== Supplied data
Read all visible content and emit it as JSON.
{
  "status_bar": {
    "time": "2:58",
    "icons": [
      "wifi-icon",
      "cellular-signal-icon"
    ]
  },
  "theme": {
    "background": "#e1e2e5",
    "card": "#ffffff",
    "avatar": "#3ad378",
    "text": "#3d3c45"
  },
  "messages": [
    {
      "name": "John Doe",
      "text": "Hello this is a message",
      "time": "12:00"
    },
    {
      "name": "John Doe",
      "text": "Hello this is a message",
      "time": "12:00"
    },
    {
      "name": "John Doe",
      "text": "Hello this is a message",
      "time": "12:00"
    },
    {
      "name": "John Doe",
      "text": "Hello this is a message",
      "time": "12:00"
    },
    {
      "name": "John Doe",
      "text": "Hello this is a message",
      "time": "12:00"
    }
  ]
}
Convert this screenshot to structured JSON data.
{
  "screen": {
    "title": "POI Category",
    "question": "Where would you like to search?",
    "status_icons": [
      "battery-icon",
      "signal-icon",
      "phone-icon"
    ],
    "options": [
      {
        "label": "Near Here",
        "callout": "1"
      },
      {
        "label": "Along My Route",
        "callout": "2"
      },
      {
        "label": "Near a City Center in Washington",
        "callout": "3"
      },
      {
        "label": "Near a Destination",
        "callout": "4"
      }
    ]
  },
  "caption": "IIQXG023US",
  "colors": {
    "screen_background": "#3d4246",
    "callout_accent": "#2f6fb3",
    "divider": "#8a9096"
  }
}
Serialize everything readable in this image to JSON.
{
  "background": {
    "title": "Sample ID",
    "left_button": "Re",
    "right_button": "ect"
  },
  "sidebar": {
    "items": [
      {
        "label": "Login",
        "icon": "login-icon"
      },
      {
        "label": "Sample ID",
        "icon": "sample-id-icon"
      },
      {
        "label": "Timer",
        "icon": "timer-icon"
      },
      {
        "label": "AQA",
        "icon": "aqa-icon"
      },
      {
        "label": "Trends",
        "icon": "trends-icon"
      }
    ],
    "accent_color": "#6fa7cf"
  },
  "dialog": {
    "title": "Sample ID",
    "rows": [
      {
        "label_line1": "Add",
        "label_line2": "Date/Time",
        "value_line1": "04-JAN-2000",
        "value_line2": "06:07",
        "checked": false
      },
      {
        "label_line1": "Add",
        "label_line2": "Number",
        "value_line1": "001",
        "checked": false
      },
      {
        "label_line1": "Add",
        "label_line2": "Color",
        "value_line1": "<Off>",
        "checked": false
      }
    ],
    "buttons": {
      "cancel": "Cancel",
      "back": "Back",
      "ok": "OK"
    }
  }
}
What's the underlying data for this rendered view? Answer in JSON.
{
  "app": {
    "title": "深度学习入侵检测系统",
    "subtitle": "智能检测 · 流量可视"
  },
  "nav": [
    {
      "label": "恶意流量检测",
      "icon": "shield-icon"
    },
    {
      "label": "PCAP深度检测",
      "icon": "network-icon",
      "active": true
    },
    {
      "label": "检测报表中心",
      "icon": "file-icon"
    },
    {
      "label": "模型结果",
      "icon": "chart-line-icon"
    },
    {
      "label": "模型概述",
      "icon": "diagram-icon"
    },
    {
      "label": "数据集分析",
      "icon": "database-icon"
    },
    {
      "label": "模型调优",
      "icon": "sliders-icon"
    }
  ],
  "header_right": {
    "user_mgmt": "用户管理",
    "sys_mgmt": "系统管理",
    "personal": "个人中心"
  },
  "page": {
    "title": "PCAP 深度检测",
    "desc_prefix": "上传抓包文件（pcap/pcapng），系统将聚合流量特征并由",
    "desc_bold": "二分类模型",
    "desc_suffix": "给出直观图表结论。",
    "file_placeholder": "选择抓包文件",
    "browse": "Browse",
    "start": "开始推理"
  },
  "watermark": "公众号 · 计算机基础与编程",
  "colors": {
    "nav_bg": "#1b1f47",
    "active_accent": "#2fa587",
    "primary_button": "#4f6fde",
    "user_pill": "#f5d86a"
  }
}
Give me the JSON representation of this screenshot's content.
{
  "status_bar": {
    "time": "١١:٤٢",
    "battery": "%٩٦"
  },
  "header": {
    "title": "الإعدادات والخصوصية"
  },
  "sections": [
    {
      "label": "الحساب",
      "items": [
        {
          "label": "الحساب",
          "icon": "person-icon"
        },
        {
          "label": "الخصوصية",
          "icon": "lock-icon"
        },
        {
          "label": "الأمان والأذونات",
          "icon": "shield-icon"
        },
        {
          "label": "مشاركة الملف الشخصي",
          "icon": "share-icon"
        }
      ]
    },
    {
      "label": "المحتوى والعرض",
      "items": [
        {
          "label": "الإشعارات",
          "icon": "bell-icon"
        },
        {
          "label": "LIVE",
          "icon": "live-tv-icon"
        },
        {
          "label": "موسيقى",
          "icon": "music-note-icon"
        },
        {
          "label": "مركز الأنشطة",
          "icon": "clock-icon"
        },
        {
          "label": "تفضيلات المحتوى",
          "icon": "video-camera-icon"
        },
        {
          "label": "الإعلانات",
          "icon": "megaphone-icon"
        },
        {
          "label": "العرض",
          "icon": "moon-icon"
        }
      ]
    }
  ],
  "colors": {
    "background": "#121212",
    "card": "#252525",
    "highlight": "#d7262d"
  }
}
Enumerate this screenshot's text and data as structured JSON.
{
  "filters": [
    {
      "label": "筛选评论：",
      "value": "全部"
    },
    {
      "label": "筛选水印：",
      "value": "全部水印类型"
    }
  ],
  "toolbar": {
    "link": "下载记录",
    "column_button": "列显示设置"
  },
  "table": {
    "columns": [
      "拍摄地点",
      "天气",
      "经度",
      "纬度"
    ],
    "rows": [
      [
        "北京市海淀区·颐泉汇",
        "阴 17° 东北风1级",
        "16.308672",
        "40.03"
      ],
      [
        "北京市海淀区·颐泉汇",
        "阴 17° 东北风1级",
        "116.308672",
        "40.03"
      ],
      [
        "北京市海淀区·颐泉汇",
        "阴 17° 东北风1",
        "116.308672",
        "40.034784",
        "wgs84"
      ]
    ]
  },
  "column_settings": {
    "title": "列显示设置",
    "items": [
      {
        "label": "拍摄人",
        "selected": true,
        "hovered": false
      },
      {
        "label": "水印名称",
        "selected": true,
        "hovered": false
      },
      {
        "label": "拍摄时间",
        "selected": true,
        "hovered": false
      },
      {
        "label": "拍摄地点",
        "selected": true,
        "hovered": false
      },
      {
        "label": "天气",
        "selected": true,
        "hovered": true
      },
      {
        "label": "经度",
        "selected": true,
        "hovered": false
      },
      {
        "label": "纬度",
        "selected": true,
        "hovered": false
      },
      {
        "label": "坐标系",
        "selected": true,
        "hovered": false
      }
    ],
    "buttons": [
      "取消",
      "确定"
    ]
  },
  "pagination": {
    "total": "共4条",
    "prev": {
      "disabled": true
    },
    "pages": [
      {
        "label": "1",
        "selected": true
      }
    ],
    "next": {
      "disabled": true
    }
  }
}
====
Request: Make an exact copy of the records.

Result of this task:
Read all visible content and emit it as JSON.
{
  "status_bar": {
    "time": "2:58",
    "icons": [
      "wifi-icon",
      "cellular-signal-icon"
    ]
  },
  "theme": {
    "background": "#e1e2e5",
    "card": "#ffffff",
    "avatar": "#3ad378",
    "text": "#3d3c45"
  },
  "messages": [
    {
      "name": "John Doe",
      "text": "Hello this is a message",
      "time": "12:00"
    },
    {
      "name": "John Doe",
      "text": "Hello this is a message",
      "time": "12:00"
    },
    {
      "name": "John Doe",
      "text": "Hello this is a message",
      "time": "12:00"
    },
    {
      "name": "John Doe",
      "text": "Hello this is a message",
      "time": "12:00"
    },
    {
      "name": "John Doe",
      "text": "Hello this is a message",
      "time": "12:00"
    }
  ]
}
Convert this screenshot to structured JSON data.
{
  "screen": {
    "title": "POI Category",
    "question": "Where would you like to search?",
    "status_icons": [
      "battery-icon",
      "signal-icon",
      "phone-icon"
    ],
    "options": [
      {
        "label": "Near Here",
        "callout": "1"
      },
      {
        "label": "Along My Route",
        "callout": "2"
      },
      {
        "label": "Near a City Center in Washington",
        "callout": "3"
      },
      {
        "label": "Near a Destination",
        "callout": "4"
      }
    ]
  },
  "caption": "IIQXG023US",
  "colors": {
    "screen_background": "#3d4246",
    "callout_accent": "#2f6fb3",
    "divider": "#8a9096"
  }
}
Serialize everything readable in this image to JSON.
{
  "background": {
    "title": "Sample ID",
    "left_button": "Re",
    "right_button": "ect"
  },
  "sidebar": {
    "items": [
      {
        "label": "Login",
        "icon": "login-icon"
      },
      {
        "label": "Sample ID",
        "icon": "sample-id-icon"
      },
      {
        "label": "Timer",
        "icon": "timer-icon"
      },
      {
        "label": "AQA",
        "icon": "aqa-icon"
      },
      {
        "label": "Trends",
        "icon": "trends-icon"
      }
    ],
    "accent_color": "#6fa7cf"
  },
  "dialog": {
    "title": "Sample ID",
    "rows": [
      {
        "label_line1": "Add",
        "label_line2": "Date/Time",
        "value_line1": "04-JAN-2000",
        "value_line2": "06:07",
        "checked": false
      },
      {
        "label_line1": "Add",
        "label_line2": "Number",
        "value_line1": "001",
        "checked": false
      },
      {
        "label_line1": "Add",
        "label_line2": "Color",
        "value_line1": "<Off>",
        "checked": false
      }
    ],
    "buttons": {
      "cancel": "Cancel",
      "back": "Back",
      "ok": "OK"
    }
  }
}
What's the underlying data for this rendered view? Answer in JSON.
{
  "app": {
    "title": "深度学习入侵检测系统",
    "subtitle": "智能检测 · 流量可视"
  },
  "nav": [
    {
      "label": "恶意流量检测",
      "icon": "shield-icon"
    },
    {
      "label": "PCAP深度检测",
      "icon": "network-icon",
      "active": true
    },
    {
      "label": "检测报表中心",
      "icon": "file-icon"
    },
    {
      "label": "模型结果",
      "icon": "chart-line-icon"
    },
    {
      "label": "模型概述",
      "icon": "diagram-icon"
    },
    {
      "label": "数据集分析",
      "icon": "database-icon"
    },
    {
      "label": "模型调优",
      "icon": "sliders-icon"
    }
  ],
  "header_right": {
    "user_mgmt": "用户管理",
    "sys_mgmt": "系统管理",
    "personal": "个人中心"
  },
  "page": {
    "title": "PCAP 深度检测",
    "desc_prefix": "上传抓包文件（pcap/pcapng），系统将聚合流量特征并由",
    "desc_bold": "二分类模型",
    "desc_suffix": "给出直观图表结论。",
    "file_placeholder": "选择抓包文件",
    "browse": "Browse",
    "start": "开始推理"
  },
  "watermark": "公众号 · 计算机基础与编程",
  "colors": {
    "nav_bg": "#1b1f47",
    "active_accent": "#2fa587",
    "primary_button": "#4f6fde",
    "user_pill": "#f5d86a"
  }
}
Give me the JSON representation of this screenshot's content.
{
  "status_bar": {
    "time": "١١:٤٢",
    "battery": "%٩٦"
  },
  "header": {
    "title": "الإعدادات والخصوصية"
  },
  "sections": [
    {
      "label": "الحساب",
      "items": [
        {
          "label": "الحساب",
          "icon": "person-icon"
        },
        {
          "label": "الخصوصية",
          "icon": "lock-icon"
        },
        {
          "label": "الأمان والأذونات",
          "icon": "shield-icon"
        },
        {
          "label": "مشاركة الملف الشخصي",
          "icon": "share-icon"
        }
      ]
    },
    {
      "label": "المحتوى والعرض",
      "items": [
        {
          "label": "الإشعارات",
          "icon": "bell-icon"
        },
        {
          "label": "LIVE",
          "icon": "live-tv-icon"
        },
        {
          "label": "موسيقى",
          "icon": "music-note-icon"
        },
        {
          "label": "مركز الأنشطة",
          "icon": "clock-icon"
        },
        {
          "label": "تفضيلات المحتوى",
          "icon": "video-camera-icon"
        },
        {
          "label": "الإعلانات",
          "icon": "megaphone-icon"
        },
        {
          "label": "العرض",
          "icon": "moon-icon"
        }
      ]
    }
  ],
  "colors": {
    "background": "#121212",
    "card": "#252525",
    "highlight": "#d7262d"
  }
}
Enumerate this screenshot's text and data as structured JSON.
{
  "filters": [
    {
      "label": "筛选评论：",
      "value": "全部"
    },
    {
      "label": "筛选水印：",
      "value": "全部水印类型"
    }
  ],
  "toolbar": {
    "link": "下载记录",
    "column_button": "列显示设置"
  },
  "table": {
    "columns": [
      "拍摄地点",
      "天气",
      "经度",
      "纬度"
    ],
    "rows": [
      [
        "北京市海淀区·颐泉汇",
        "阴 17° 东北风1级",
        "16.308672",
        "40.03"
      ],
      [
        "北京市海淀区·颐泉汇",
        "阴 17° 东北风1级",
        "116.308672",
        "40.03"
      ],
      [
        "北京市海淀区·颐泉汇",
        "阴 17° 东北风1",
        "116.308672",
        "40.034784",
        "wgs84"
      ]
    ]
  },
  "column_settings": {
    "title": "列显示设置",
    "items": [
      {
        "label": "拍摄人",
        "selected": true,
        "hovered": false
      },
      {
        "label": "水印名称",
        "selected": true,
        "hovered": false
      },
      {
        "label": "拍摄时间",
        "selected": true,
        "hovered": false
      },
      {
        "label": "拍摄地点",
        "selected": true,
        "hovered": false
      },
      {
        "label": "天气",
        "selected": true,
        "hovered": true
      },
      {
        "label": "经度",
        "selected": true,
        "hovered": false
      },
      {
        "label": "纬度",
        "selected": true,
        "hovered": false
      },
      {
        "label": "坐标系",
        "selected": true,
        "hovered": false
      }
    ],
    "buttons": [
      "取消",
      "确定"
    ]
  },
  "pagination": {
    "total": "共4条",
    "prev": {
      "disabled": true
    },
    "pages": [
      {
        "label": "1",
        "selected": true
      }
    ],
    "next": {
      "disabled": true
    }
  }
}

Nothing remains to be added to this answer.